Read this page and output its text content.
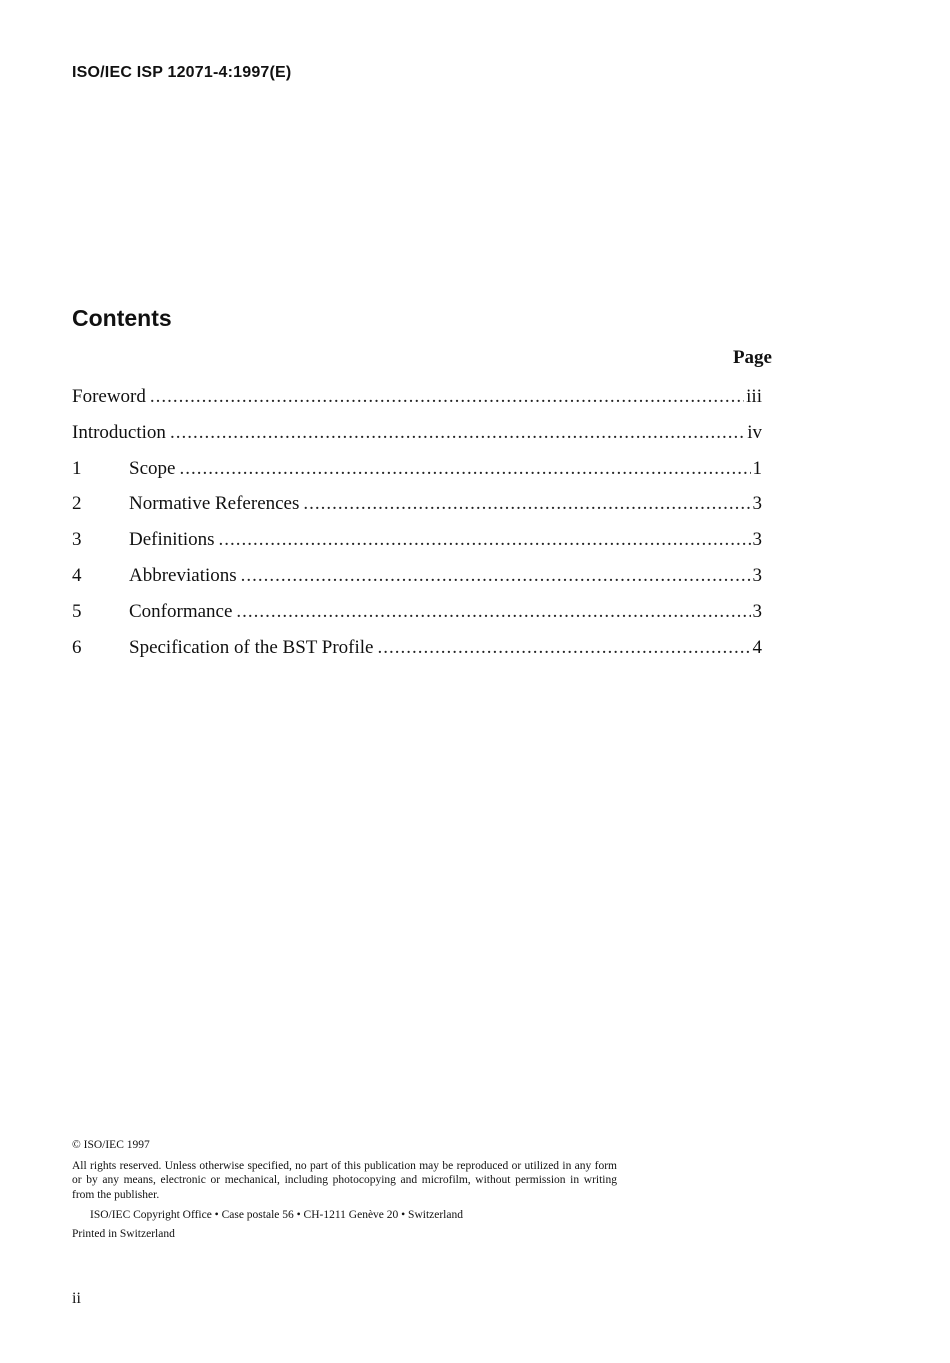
ISO/IEC ISP 12071-4:1997(E)
Contents
Page
Foreword .....	iii
Introduction .....	iv
1	Scope .....	1
2	Normative References .....	3
3	Definitions .....	3
4	Abbreviations .....	3
5	Conformance .....	3
6	Specification of the BST Profile .....	4
© ISO/IEC 1997

All rights reserved. Unless otherwise specified, no part of this publication may be reproduced or utilized in any form or by any means, electronic or mechanical, including photocopying and microfilm, without permission in writing from the publisher.

ISO/IEC Copyright Office • Case postale 56 • CH-1211 Genève 20 • Switzerland
Printed in Switzerland
ii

- - -

Prompt> Retype each record exactly as it stands, but do not include the pictures.

Final answer>
Read this page and output its text content.
ISO/IEC ISP 12071-4:1997(E)
Contents
Page
Foreword .....	iii
Introduction .....	iv
1	Scope .....	1
2	Normative References .....	3
3	Definitions .....	3
4	Abbreviations .....	3
5	Conformance .....	3
6	Specification of the BST Profile .....	4
© ISO/IEC 1997

All rights reserved. Unless otherwise specified, no part of this publication may be reproduced or utilized in any form or by any means, electronic or mechanical, including photocopying and microfilm, without permission in writing from the publisher.

ISO/IEC Copyright Office • Case postale 56 • CH-1211 Genève 20 • Switzerland
Printed in Switzerland
ii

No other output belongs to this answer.